■ Records to use:

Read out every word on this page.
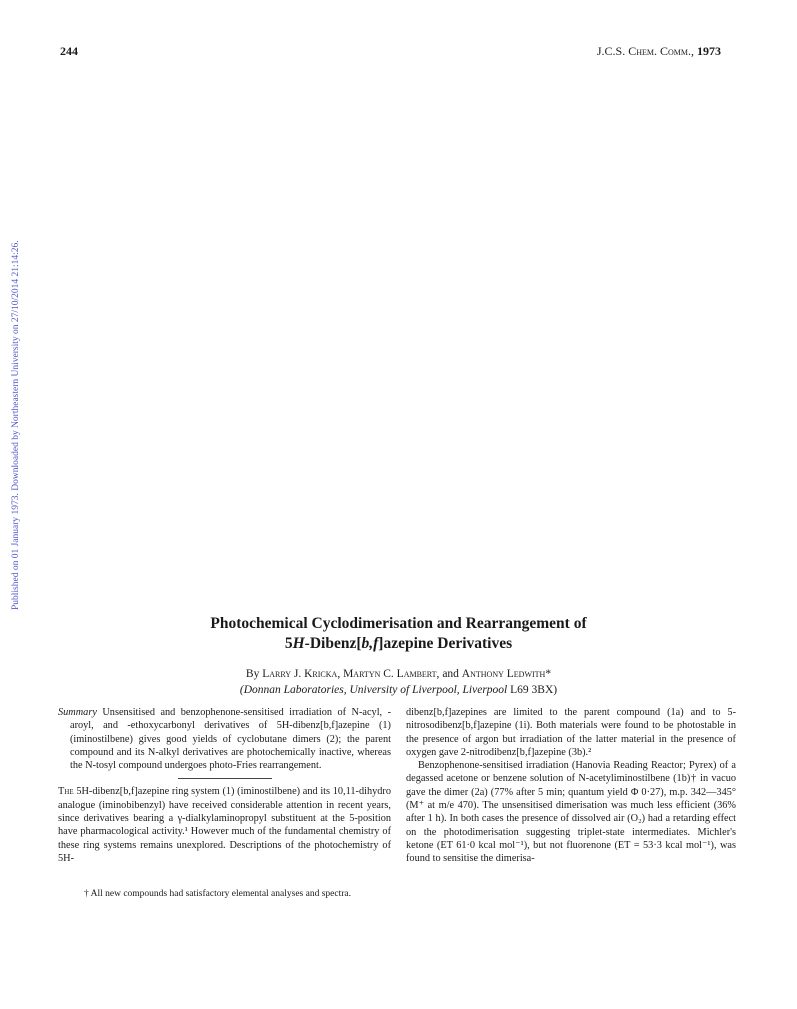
244	J.C.S. Chem. Comm., 1973
Published on 01 January 1973. Downloaded by Northeastern University on 27/10/2014 21:14:26.
Photochemical Cyclodimerisation and Rearrangement of
5H-Dibenz[b,f]azepine Derivatives
By Larry J. Kricka, Martyn C. Lambert, and Anthony Ledwith*
(Donnan Laboratories, University of Liverpool, Liverpool L69 3BX)

Summary Unsensitised and benzophenone-sensitised irradiation of N-acyl, -aroyl, and -ethoxycarbonyl derivatives of 5H-dibenz[b,f]azepine (1) (iminostilbene) gives good yields of cyclobutane dimers (2); the parent compound and its N-alkyl derivatives are photochemically inactive, whereas the N-tosyl compound undergoes photo-Fries rearrangement.

The 5H-dibenz[b,f]azepine ring system (1) (iminostilbene) and its 10,11-dihydro analogue (iminobibenzyl) have received considerable attention in recent years, since derivatives bearing a γ-dialkylaminopropyl substituent at the 5-position have pharmacological activity.¹ However much of the fundamental chemistry of these ring systems remains unexplored. Descriptions of the photochemistry of 5H-

dibenz[b,f]azepines are limited to the parent compound (1a) and to 5-nitrosodibenz[b,f]azepine (1i). Both materials were found to be photostable in the presence of argon but irradiation of the latter material in the presence of oxygen gave 2-nitrodibenz[b,f]azepine (3b).²

Benzophenone-sensitised irradiation (Hanovia Reading Reactor; Pyrex) of a degassed acetone or benzene solution of N-acetyliminostilbene (1b)† in vacuo gave the dimer (2a) (77% after 5 min; quantum yield Φ 0·27), m.p. 342—345° (M⁺ at m/e 470). The unsensitised dimerisation was much less efficient (36% after 1 h). In both cases the presence of dissolved air (O₂) had a retarding effect on the photodimerisation suggesting triplet-state intermediates. Michler's ketone (ET 61·0 kcal mol⁻¹), but not fluorenone (ET = 53·3 kcal mol⁻¹), was found to sensitise the dimerisa-

† All new compounds had satisfactory elemental analyses and spectra.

■ Given task:
Take the data above and repeat it exactly, leaving each picture out.

■ Task response:
Read out every word on this page.
244	J.C.S. Chem. Comm., 1973
Published on 01 January 1973. Downloaded by Northeastern University on 27/10/2014 21:14:26.
Photochemical Cyclodimerisation and Rearrangement of
5H-Dibenz[b,f]azepine Derivatives
By Larry J. Kricka, Martyn C. Lambert, and Anthony Ledwith*
(Donnan Laboratories, University of Liverpool, Liverpool L69 3BX)

Summary Unsensitised and benzophenone-sensitised irradiation of N-acyl, -aroyl, and -ethoxycarbonyl derivatives of 5H-dibenz[b,f]azepine (1) (iminostilbene) gives good yields of cyclobutane dimers (2); the parent compound and its N-alkyl derivatives are photochemically inactive, whereas the N-tosyl compound undergoes photo-Fries rearrangement.

The 5H-dibenz[b,f]azepine ring system (1) (iminostilbene) and its 10,11-dihydro analogue (iminobibenzyl) have received considerable attention in recent years, since derivatives bearing a γ-dialkylaminopropyl substituent at the 5-position have pharmacological activity.¹ However much of the fundamental chemistry of these ring systems remains unexplored. Descriptions of the photochemistry of 5H-

dibenz[b,f]azepines are limited to the parent compound (1a) and to 5-nitrosodibenz[b,f]azepine (1i). Both materials were found to be photostable in the presence of argon but irradiation of the latter material in the presence of oxygen gave 2-nitrodibenz[b,f]azepine (3b).²

Benzophenone-sensitised irradiation (Hanovia Reading Reactor; Pyrex) of a degassed acetone or benzene solution of N-acetyliminostilbene (1b)† in vacuo gave the dimer (2a) (77% after 5 min; quantum yield Φ 0·27), m.p. 342—345° (M⁺ at m/e 470). The unsensitised dimerisation was much less efficient (36% after 1 h). In both cases the presence of dissolved air (O₂) had a retarding effect on the photodimerisation suggesting triplet-state intermediates. Michler's ketone (ET 61·0 kcal mol⁻¹), but not fluorenone (ET = 53·3 kcal mol⁻¹), was found to sensitise the dimerisa-

† All new compounds had satisfactory elemental analyses and spectra.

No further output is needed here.